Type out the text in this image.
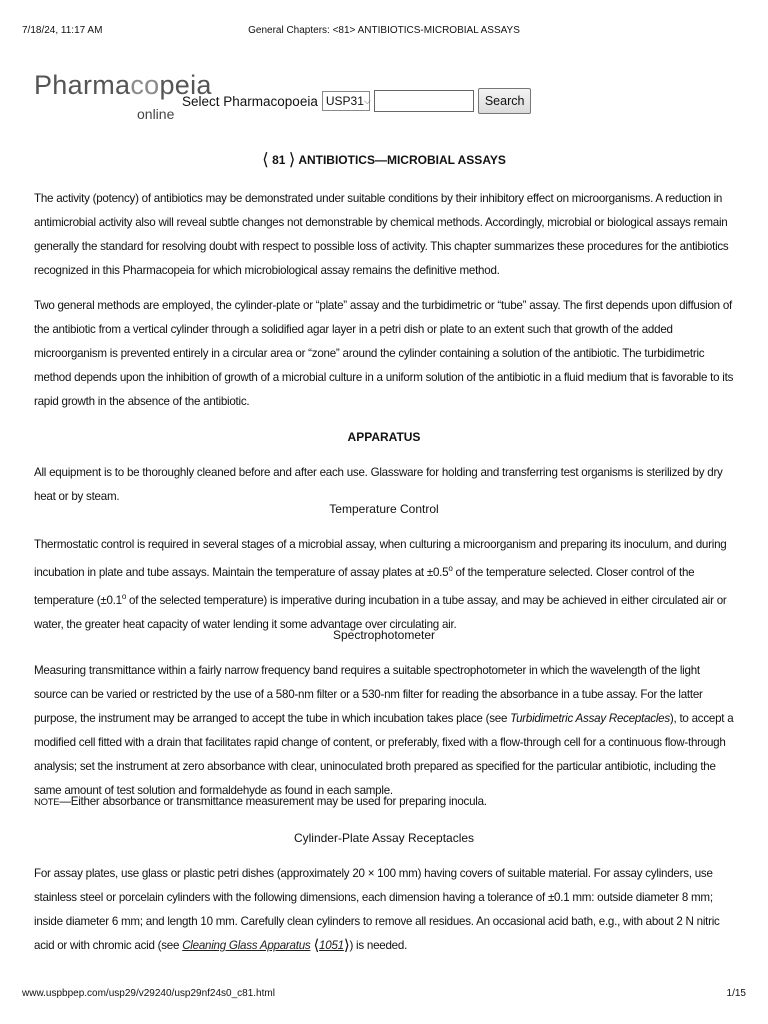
7/18/24, 11:17 AM	General Chapters: <81> ANTIBIOTICS-MICROBIAL ASSAYS
Pharmacopeia
online
Select Pharmacopoeia USP31 ⌵	Search
⟨ 81 ⟩ ANTIBIOTICS—MICROBIAL ASSAYS
The activity (potency) of antibiotics may be demonstrated under suitable conditions by their inhibitory effect on microorganisms. A reduction in antimicrobial activity also will reveal subtle changes not demonstrable by chemical methods. Accordingly, microbial or biological assays remain generally the standard for resolving doubt with respect to possible loss of activity. This chapter summarizes these procedures for the antibiotics recognized in this Pharmacopeia for which microbiological assay remains the definitive method.
Two general methods are employed, the cylinder-plate or “plate” assay and the turbidimetric or “tube” assay. The first depends upon diffusion of the antibiotic from a vertical cylinder through a solidified agar layer in a petri dish or plate to an extent such that growth of the added microorganism is prevented entirely in a circular area or “zone” around the cylinder containing a solution of the antibiotic. The turbidimetric method depends upon the inhibition of growth of a microbial culture in a uniform solution of the antibiotic in a fluid medium that is favorable to its rapid growth in the absence of the antibiotic.
APPARATUS
All equipment is to be thoroughly cleaned before and after each use. Glassware for holding and transferring test organisms is sterilized by dry heat or by steam.
Temperature Control
Thermostatic control is required in several stages of a microbial assay, when culturing a microorganism and preparing its inoculum, and during incubation in plate and tube assays. Maintain the temperature of assay plates at $\pm 0.5^o$ of the temperature selected. Closer control of the temperature ($\pm 0.1^o$ of the selected temperature) is imperative during incubation in a tube assay, and may be achieved in either circulated air or water, the greater heat capacity of water lending it some advantage over circulating air.
Spectrophotometer
Measuring transmittance within a fairly narrow frequency band requires a suitable spectrophotometer in which the wavelength of the light source can be varied or restricted by the use of a 580-nm filter or a 530-nm filter for reading the absorbance in a tube assay. For the latter purpose, the instrument may be arranged to accept the tube in which incubation takes place (see Turbidimetric Assay Receptacles), to accept a modified cell fitted with a drain that facilitates rapid change of content, or preferably, fixed with a flow-through cell for a continuous flow-through analysis; set the instrument at zero absorbance with clear, uninoculated broth prepared as specified for the particular antibiotic, including the same amount of test solution and formaldehyde as found in each sample.
NOTE—Either absorbance or transmittance measurement may be used for preparing inocula.
Cylinder-Plate Assay Receptacles
For assay plates, use glass or plastic petri dishes (approximately 20 × 100 mm) having covers of suitable material. For assay cylinders, use stainless steel or porcelain cylinders with the following dimensions, each dimension having a tolerance of ±0.1 mm: outside diameter 8 mm; inside diameter 6 mm; and length 10 mm. Carefully clean cylinders to remove all residues. An occasional acid bath, e.g., with about 2 N nitric acid or with chromic acid (see Cleaning Glass Apparatus ⟨1051⟩) is needed.
www.uspbpep.com/usp29/v29240/usp29nf24s0_c81.html	1/15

PROBLEM DETAILS: Give back the material word for word, leaving out its pictures.

RESULT:
Type out the text in this image.
7/18/24, 11:17 AM	General Chapters: <81> ANTIBIOTICS-MICROBIAL ASSAYS
Pharmacopeia
online
Select Pharmacopoeia USP31 ⌵	Search
⟨ 81 ⟩ ANTIBIOTICS—MICROBIAL ASSAYS
The activity (potency) of antibiotics may be demonstrated under suitable conditions by their inhibitory effect on microorganisms. A reduction in antimicrobial activity also will reveal subtle changes not demonstrable by chemical methods. Accordingly, microbial or biological assays remain generally the standard for resolving doubt with respect to possible loss of activity. This chapter summarizes these procedures for the antibiotics recognized in this Pharmacopeia for which microbiological assay remains the definitive method.
Two general methods are employed, the cylinder-plate or “plate” assay and the turbidimetric or “tube” assay. The first depends upon diffusion of the antibiotic from a vertical cylinder through a solidified agar layer in a petri dish or plate to an extent such that growth of the added microorganism is prevented entirely in a circular area or “zone” around the cylinder containing a solution of the antibiotic. The turbidimetric method depends upon the inhibition of growth of a microbial culture in a uniform solution of the antibiotic in a fluid medium that is favorable to its rapid growth in the absence of the antibiotic.
APPARATUS
All equipment is to be thoroughly cleaned before and after each use. Glassware for holding and transferring test organisms is sterilized by dry heat or by steam.
Temperature Control
Thermostatic control is required in several stages of a microbial assay, when culturing a microorganism and preparing its inoculum, and during incubation in plate and tube assays. Maintain the temperature of assay plates at $\pm 0.5^o$ of the temperature selected. Closer control of the temperature ($\pm 0.1^o$ of the selected temperature) is imperative during incubation in a tube assay, and may be achieved in either circulated air or water, the greater heat capacity of water lending it some advantage over circulating air.
Spectrophotometer
Measuring transmittance within a fairly narrow frequency band requires a suitable spectrophotometer in which the wavelength of the light source can be varied or restricted by the use of a 580-nm filter or a 530-nm filter for reading the absorbance in a tube assay. For the latter purpose, the instrument may be arranged to accept the tube in which incubation takes place (see Turbidimetric Assay Receptacles), to accept a modified cell fitted with a drain that facilitates rapid change of content, or preferably, fixed with a flow-through cell for a continuous flow-through analysis; set the instrument at zero absorbance with clear, uninoculated broth prepared as specified for the particular antibiotic, including the same amount of test solution and formaldehyde as found in each sample.
NOTE—Either absorbance or transmittance measurement may be used for preparing inocula.
Cylinder-Plate Assay Receptacles
For assay plates, use glass or plastic petri dishes (approximately 20 × 100 mm) having covers of suitable material. For assay cylinders, use stainless steel or porcelain cylinders with the following dimensions, each dimension having a tolerance of ±0.1 mm: outside diameter 8 mm; inside diameter 6 mm; and length 10 mm. Carefully clean cylinders to remove all residues. An occasional acid bath, e.g., with about 2 N nitric acid or with chromic acid (see Cleaning Glass Apparatus ⟨1051⟩) is needed.
www.uspbpep.com/usp29/v29240/usp29nf24s0_c81.html	1/15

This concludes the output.